* REQUEST *
Copy the records below exactly, leaving out every picture.

━━━━━━━━━━━━━━━━━━━━━━━━━━━━━━

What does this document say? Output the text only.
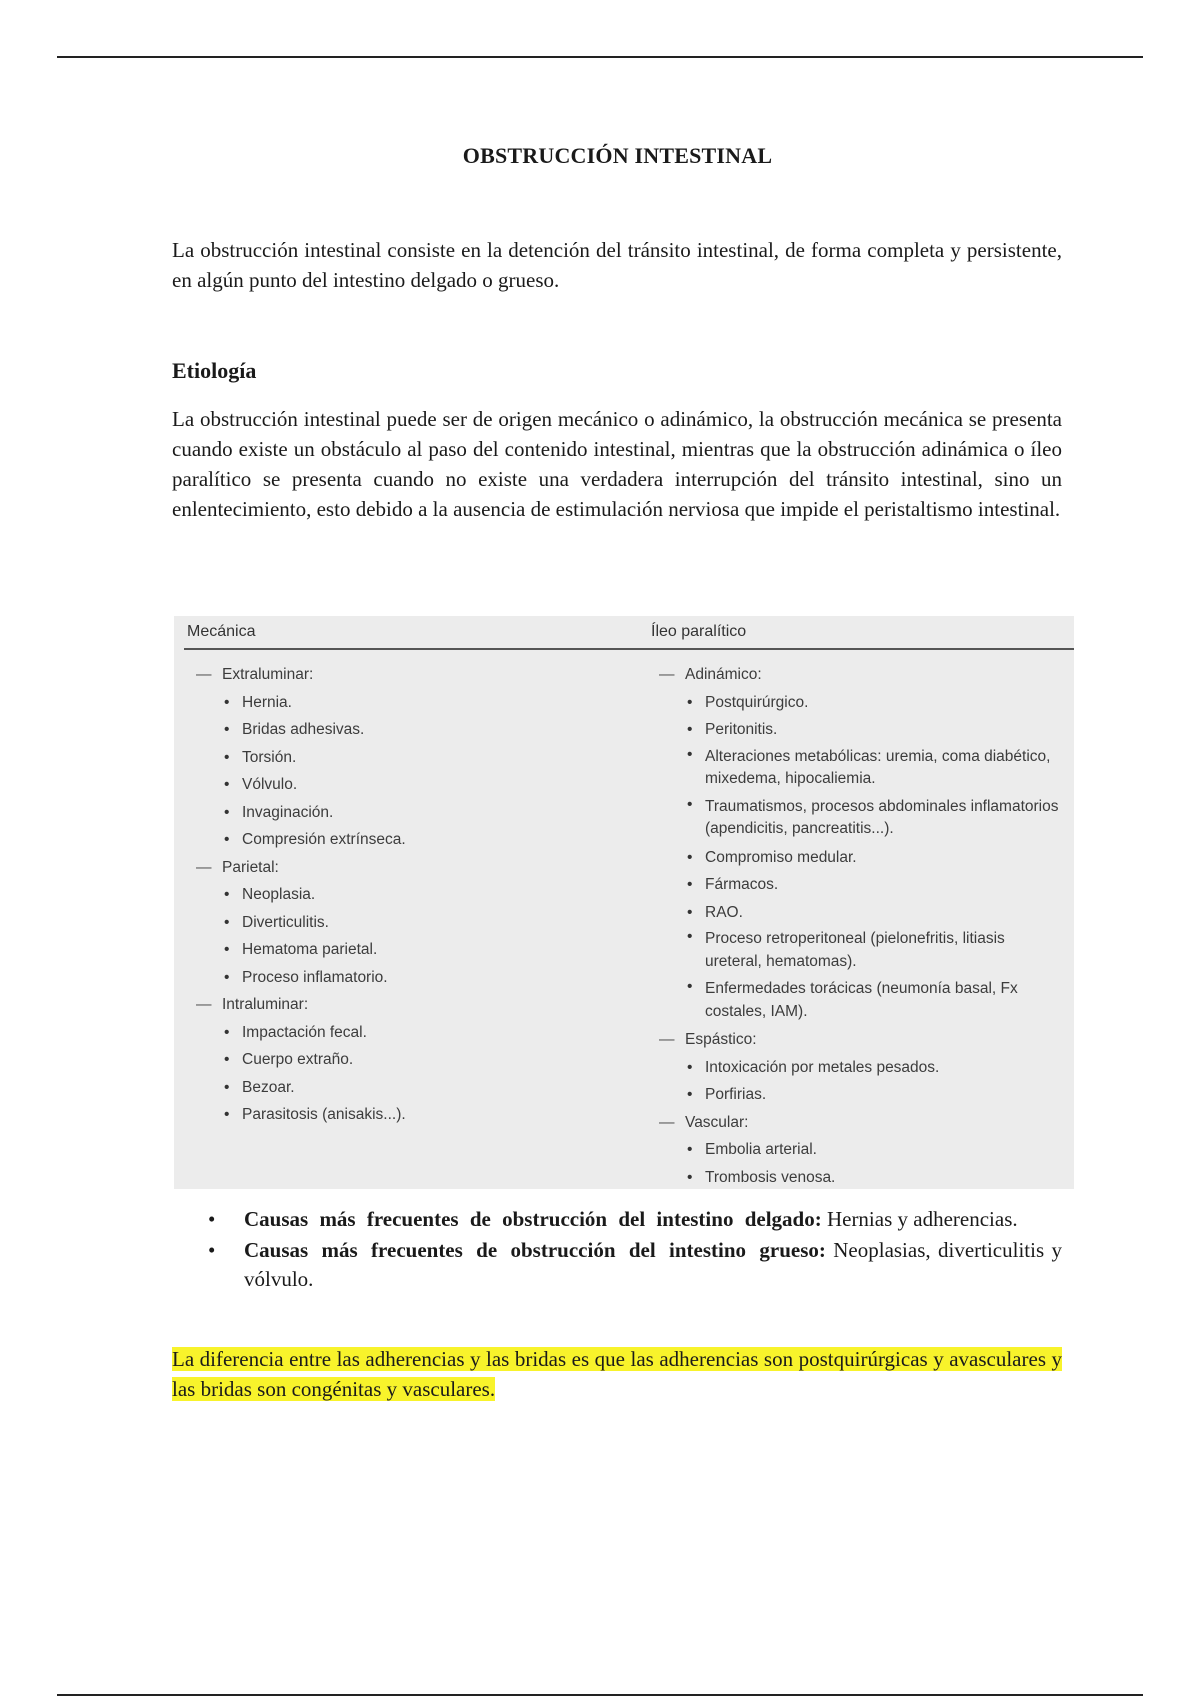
OBSTRUCCIÓN INTESTINAL

La obstrucción intestinal consiste en la detención del tránsito intestinal, de forma completa y persistente, en algún punto del intestino delgado o grueso.

Etiología

La obstrucción intestinal puede ser de origen mecánico o adinámico, la obstrucción mecánica se presenta cuando existe un obstáculo al paso del contenido intestinal, mientras que la obstrucción adinámica o íleo paralítico se presenta cuando no existe una verdadera interrupción del tránsito intestinal, sino un enlentecimiento, esto debido a la ausencia de estimulación nerviosa que impide el peristaltismo intestinal.

Mecánica	Íleo paralítico
— Extraluminar:
• Hernia.
• Bridas adhesivas.
• Torsión.
• Vólvulo.
• Invaginación.
• Compresión extrínseca.
— Parietal:
• Neoplasia.
• Diverticulitis.
• Hematoma parietal.
• Proceso inflamatorio.
— Intraluminar:
• Impactación fecal.
• Cuerpo extraño.
• Bezoar.
• Parasitosis (anisakis...).
— Adinámico:
• Postquirúrgico.
• Peritonitis.
• Alteraciones metabólicas: uremia, coma diabético, mixedema, hipocaliemia.
• Traumatismos, procesos abdominales inflamatorios (apendicitis, pancreatitis...).
• Compromiso medular.
• Fármacos.
• RAO.
• Proceso retroperitoneal (pielonefritis, litiasis ureteral, hematomas).
• Enfermedades torácicas (neumonía basal, Fx costales, IAM).
— Espástico:
• Intoxicación por metales pesados.
• Porfirias.
— Vascular:
• Embolia arterial.
• Trombosis venosa.
• Causas más frecuentes de obstrucción del intestino delgado: Hernias y adherencias.
• Causas más frecuentes de obstrucción del intestino grueso: Neoplasias, diverticulitis y vólvulo.

La diferencia entre las adherencias y las bridas es que las adherencias son postquirúrgicas y avasculares y las bridas son congénitas y vasculares.
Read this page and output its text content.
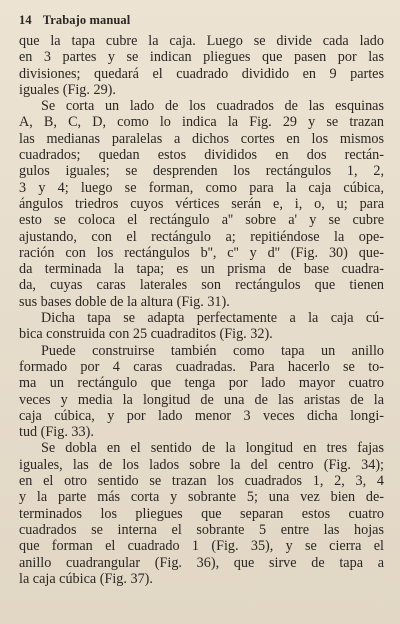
14 Trabajo manual

que la tapa cubre la caja. Luego se divide cada lado
en 3 partes y se indican pliegues que pasen por las
divisiones; quedará el cuadrado dividido en 9 partes
iguales (Fig. 29).

Se corta un lado de los cuadrados de las esquinas
A, B, C, D, como lo indica la Fig. 29 y se trazan
las medianas paralelas a dichos cortes en los mismos
cuadrados; quedan estos divididos en dos rectán-
gulos iguales; se desprenden los rectángulos 1, 2,
3 y 4; luego se forman, como para la caja cúbica,
ángulos triedros cuyos vértices serán e, i, o, u; para
esto se coloca el rectángulo a'' sobre a' y se cubre
ajustando, con el rectángulo a; repitiéndose la ope-
ración con los rectángulos b'', c'' y d'' (Fig. 30) que-
da terminada la tapa; es un prisma de base cuadra-
da, cuyas caras laterales son rectángulos que tienen
sus bases doble de la altura (Fig. 31).

Dicha tapa se adapta perfectamente a la caja cú-
bica construida con 25 cuadraditos (Fig. 32).

Puede construirse también como tapa un anillo
formado por 4 caras cuadradas. Para hacerlo se to-
ma un rectángulo que tenga por lado mayor cuatro
veces y media la longitud de una de las aristas de la
caja cúbica, y por lado menor 3 veces dicha longi-
tud (Fig. 33).

Se dobla en el sentido de la longitud en tres fajas
iguales, las de los lados sobre la del centro (Fig. 34);
en el otro sentido se trazan los cuadrados 1, 2, 3, 4
y la parte más corta y sobrante 5; una vez bien de-
terminados los pliegues que separan estos cuatro
cuadrados se interna el sobrante 5 entre las hojas
que forman el cuadrado 1 (Fig. 35), y se cierra el
anillo cuadrangular (Fig. 36), que sirve de tapa a
la caja cúbica (Fig. 37).
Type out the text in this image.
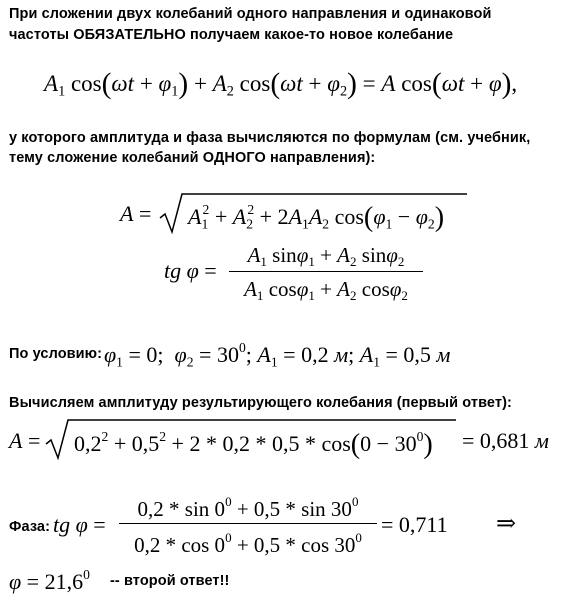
При сложении двух колебаний одного направления и одинаковой
частоты ОБЯЗАТЕЛЬНО получаем какое-то новое колебание
$A_1$ $\cos(\omega t + \varphi_1) + A_2$ $\cos(\omega t + \varphi_2) = A$ cos(ωt + φ),
у которого амплитуда и фаза вычисляются по формулам (см. учебник,
тему сложение колебаний ОДНОГО направления):
$A = A_1^2 + A_2^2 + 2A_1A_2$ $\cos(\varphi_1 - \varphi_2)$
tg φ =
$A_1$ $\sin\varphi_1 + A_2$ sinφ$_2$
$A_1$ $\cos\varphi_1 + A_2$ cosφ$_2$
По условию: $\varphi_1 = 0$;  $\varphi_2 = 30^0$; $A_1 = 0,2$ м; $A_1 = 0,5$ м
Вычисляем амплитуду результирующего колебания (первый ответ):
$A = 0,2^2 + 0,5^2 + 2 * 0,2 * 0,5 * \cos(0 - 30^0) = 0,681$ м
Фаза: tg φ =
$0,2 * \sin 0^0 + 0,5 * \sin 30^0$
$0,2 * \cos 0^0 + 0,5 * \cos 30^0$
= 0,711 ⇒
$\varphi = 21,6^0$ -- второй ответ!!
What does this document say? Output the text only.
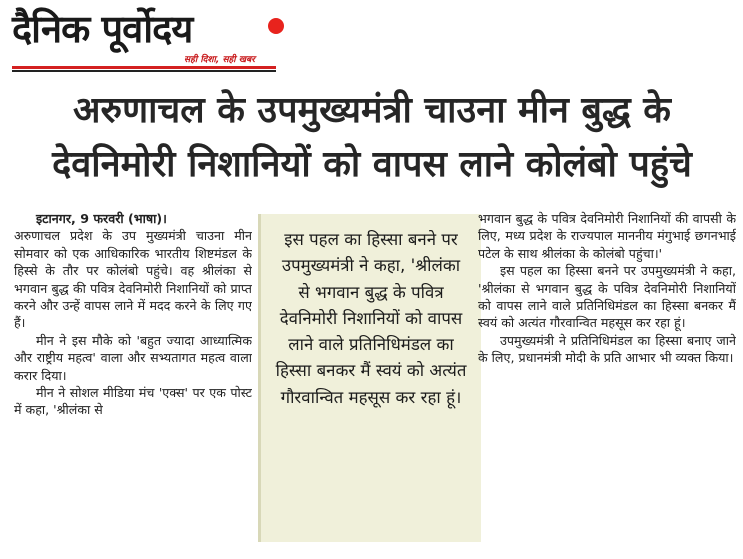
दैनिक पूर्वोदय
सही दिशा, सही खबर
अरुणाचल के उपमुख्यमंत्री चाउना मीन बुद्ध के
देवनिमोरी निशानियों को वापस लाने कोलंबो पहुंचे

इटानगर, 9 फरवरी (भाषा)।

अरुणाचल प्रदेश के उप मुख्यमंत्री चाउना मीन सोमवार को एक आधिकारिक भारतीय शिष्टमंडल के हिस्से के तौर पर कोलंबो पहुंचे। वह श्रीलंका से भगवान बुद्ध की पवित्र देवनिमोरी निशानियों को प्राप्त करने और उन्हें वापस लाने में मदद करने के लिए गए हैं।

मीन ने इस मौके को 'बहुत ज्यादा आध्यात्मिक और राष्ट्रीय महत्व' वाला और सभ्यतागत महत्व वाला करार दिया।

मीन ने सोशल मीडिया मंच 'एक्स' पर एक पोस्ट में कहा, 'श्रीलंका से

इस पहल का हिस्सा बनने पर उपमुख्यमंत्री ने कहा, 'श्रीलंका से भगवान बुद्ध के पवित्र देवनिमोरी निशानियों को वापस लाने वाले प्रतिनिधिमंडल का हिस्सा बनकर मैं स्वयं को अत्यंत गौरवान्वित महसूस कर रहा हूं।

भगवान बुद्ध के पवित्र देवनिमोरी निशानियों की वापसी के लिए, मध्य प्रदेश के राज्यपाल माननीय मंगुभाई छगनभाई पटेल के साथ श्रीलंका के कोलंबो पहुंचा।'

इस पहल का हिस्सा बनने पर उपमुख्यमंत्री ने कहा, 'श्रीलंका से भगवान बुद्ध के पवित्र देवनिमोरी निशानियों को वापस लाने वाले प्रतिनिधिमंडल का हिस्सा बनकर मैं स्वयं को अत्यंत गौरवान्वित महसूस कर रहा हूं।

उपमुख्यमंत्री ने प्रतिनिधिमंडल का हिस्सा बनाए जाने के लिए, प्रधानमंत्री मोदी के प्रति आभार भी व्यक्त किया।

━━━━━━━━━━━━━━━━━━━━━━━━━━━━━━

* ANSWER TO THE PROBLEM *
What does this document say? Output the text only.
OBSTRUCCIÓN INTESTINAL

La obstrucción intestinal consiste en la detención del tránsito intestinal, de forma completa y persistente, en algún punto del intestino delgado o grueso.

Etiología

La obstrucción intestinal puede ser de origen mecánico o adinámico, la obstrucción mecánica se presenta cuando existe un obstáculo al paso del contenido intestinal, mientras que la obstrucción adinámica o íleo paralítico se presenta cuando no existe una verdadera interrupción del tránsito intestinal, sino un enlentecimiento, esto debido a la ausencia de estimulación nerviosa que impide el peristaltismo intestinal.

Mecánica	Íleo paralítico
— Extraluminar:
• Hernia.
• Bridas adhesivas.
• Torsión.
• Vólvulo.
• Invaginación.
• Compresión extrínseca.
— Parietal:
• Neoplasia.
• Diverticulitis.
• Hematoma parietal.
• Proceso inflamatorio.
— Intraluminar:
• Impactación fecal.
• Cuerpo extraño.
• Bezoar.
• Parasitosis (anisakis...).
— Adinámico:
• Postquirúrgico.
• Peritonitis.
• Alteraciones metabólicas: uremia, coma diabético, mixedema, hipocaliemia.
• Traumatismos, procesos abdominales inflamatorios (apendicitis, pancreatitis...).
• Compromiso medular.
• Fármacos.
• RAO.
• Proceso retroperitoneal (pielonefritis, litiasis ureteral, hematomas).
• Enfermedades torácicas (neumonía basal, Fx costales, IAM).
— Espástico:
• Intoxicación por metales pesados.
• Porfirias.
— Vascular:
• Embolia arterial.
• Trombosis venosa.
• Causas más frecuentes de obstrucción del intestino delgado: Hernias y adherencias.
• Causas más frecuentes de obstrucción del intestino grueso: Neoplasias, diverticulitis y vólvulo.

La diferencia entre las adherencias y las bridas es que las adherencias son postquirúrgicas y avasculares y las bridas son congénitas y vasculares.
Read this page and output its text content.
14 Trabajo manual

que la tapa cubre la caja. Luego se divide cada lado
en 3 partes y se indican pliegues que pasen por las
divisiones; quedará el cuadrado dividido en 9 partes
iguales (Fig. 29).

Se corta un lado de los cuadrados de las esquinas
A, B, C, D, como lo indica la Fig. 29 y se trazan
las medianas paralelas a dichos cortes en los mismos
cuadrados; quedan estos divididos en dos rectán-
gulos iguales; se desprenden los rectángulos 1, 2,
3 y 4; luego se forman, como para la caja cúbica,
ángulos triedros cuyos vértices serán e, i, o, u; para
esto se coloca el rectángulo a'' sobre a' y se cubre
ajustando, con el rectángulo a; repitiéndose la ope-
ración con los rectángulos b'', c'' y d'' (Fig. 30) que-
da terminada la tapa; es un prisma de base cuadra-
da, cuyas caras laterales son rectángulos que tienen
sus bases doble de la altura (Fig. 31).

Dicha tapa se adapta perfectamente a la caja cú-
bica construida con 25 cuadraditos (Fig. 32).

Puede construirse también como tapa un anillo
formado por 4 caras cuadradas. Para hacerlo se to-
ma un rectángulo que tenga por lado mayor cuatro
veces y media la longitud de una de las aristas de la
caja cúbica, y por lado menor 3 veces dicha longi-
tud (Fig. 33).

Se dobla en el sentido de la longitud en tres fajas
iguales, las de los lados sobre la del centro (Fig. 34);
en el otro sentido se trazan los cuadrados 1, 2, 3, 4
y la parte más corta y sobrante 5; una vez bien de-
terminados los pliegues que separan estos cuatro
cuadrados se interna el sobrante 5 entre las hojas
que forman el cuadrado 1 (Fig. 35), y se cierra el
anillo cuadrangular (Fig. 36), que sirve de tapa a
la caja cúbica (Fig. 37).
Type out the text in this image.
При сложении двух колебаний одного направления и одинаковой
частоты ОБЯЗАТЕЛЬНО получаем какое-то новое колебание
$A_1$ $\cos(\omega t + \varphi_1) + A_2$ $\cos(\omega t + \varphi_2) = A$ cos(ωt + φ),
у которого амплитуда и фаза вычисляются по формулам (см. учебник,
тему сложение колебаний ОДНОГО направления):
$A = A_1^2 + A_2^2 + 2A_1A_2$ $\cos(\varphi_1 - \varphi_2)$
tg φ =
$A_1$ $\sin\varphi_1 + A_2$ sinφ$_2$
$A_1$ $\cos\varphi_1 + A_2$ cosφ$_2$
По условию: $\varphi_1 = 0$;  $\varphi_2 = 30^0$; $A_1 = 0,2$ м; $A_1 = 0,5$ м
Вычисляем амплитуду результирующего колебания (первый ответ):
$A = 0,2^2 + 0,5^2 + 2 * 0,2 * 0,5 * \cos(0 - 30^0) = 0,681$ м
Фаза: tg φ =
$0,2 * \sin 0^0 + 0,5 * \sin 30^0$
$0,2 * \cos 0^0 + 0,5 * \cos 30^0$
= 0,711 ⇒
$\varphi = 21,6^0$ -- второй ответ!!
What does this document say? Output the text only.
दैनिक पूर्वोदय
सही दिशा, सही खबर
अरुणाचल के उपमुख्यमंत्री चाउना मीन बुद्ध के
देवनिमोरी निशानियों को वापस लाने कोलंबो पहुंचे

इटानगर, 9 फरवरी (भाषा)।

अरुणाचल प्रदेश के उप मुख्यमंत्री चाउना मीन सोमवार को एक आधिकारिक भारतीय शिष्टमंडल के हिस्से के तौर पर कोलंबो पहुंचे। वह श्रीलंका से भगवान बुद्ध की पवित्र देवनिमोरी निशानियों को प्राप्त करने और उन्हें वापस लाने में मदद करने के लिए गए हैं।

मीन ने इस मौके को 'बहुत ज्यादा आध्यात्मिक और राष्ट्रीय महत्व' वाला और सभ्यतागत महत्व वाला करार दिया।

मीन ने सोशल मीडिया मंच 'एक्स' पर एक पोस्ट में कहा, 'श्रीलंका से

इस पहल का हिस्सा बनने पर उपमुख्यमंत्री ने कहा, 'श्रीलंका से भगवान बुद्ध के पवित्र देवनिमोरी निशानियों को वापस लाने वाले प्रतिनिधिमंडल का हिस्सा बनकर मैं स्वयं को अत्यंत गौरवान्वित महसूस कर रहा हूं।

भगवान बुद्ध के पवित्र देवनिमोरी निशानियों की वापसी के लिए, मध्य प्रदेश के राज्यपाल माननीय मंगुभाई छगनभाई पटेल के साथ श्रीलंका के कोलंबो पहुंचा।'

इस पहल का हिस्सा बनने पर उपमुख्यमंत्री ने कहा, 'श्रीलंका से भगवान बुद्ध के पवित्र देवनिमोरी निशानियों को वापस लाने वाले प्रतिनिधिमंडल का हिस्सा बनकर मैं स्वयं को अत्यंत गौरवान्वित महसूस कर रहा हूं।

उपमुख्यमंत्री ने प्रतिनिधिमंडल का हिस्सा बनाए जाने के लिए, प्रधानमंत्री मोदी के प्रति आभार भी व्यक्त किया।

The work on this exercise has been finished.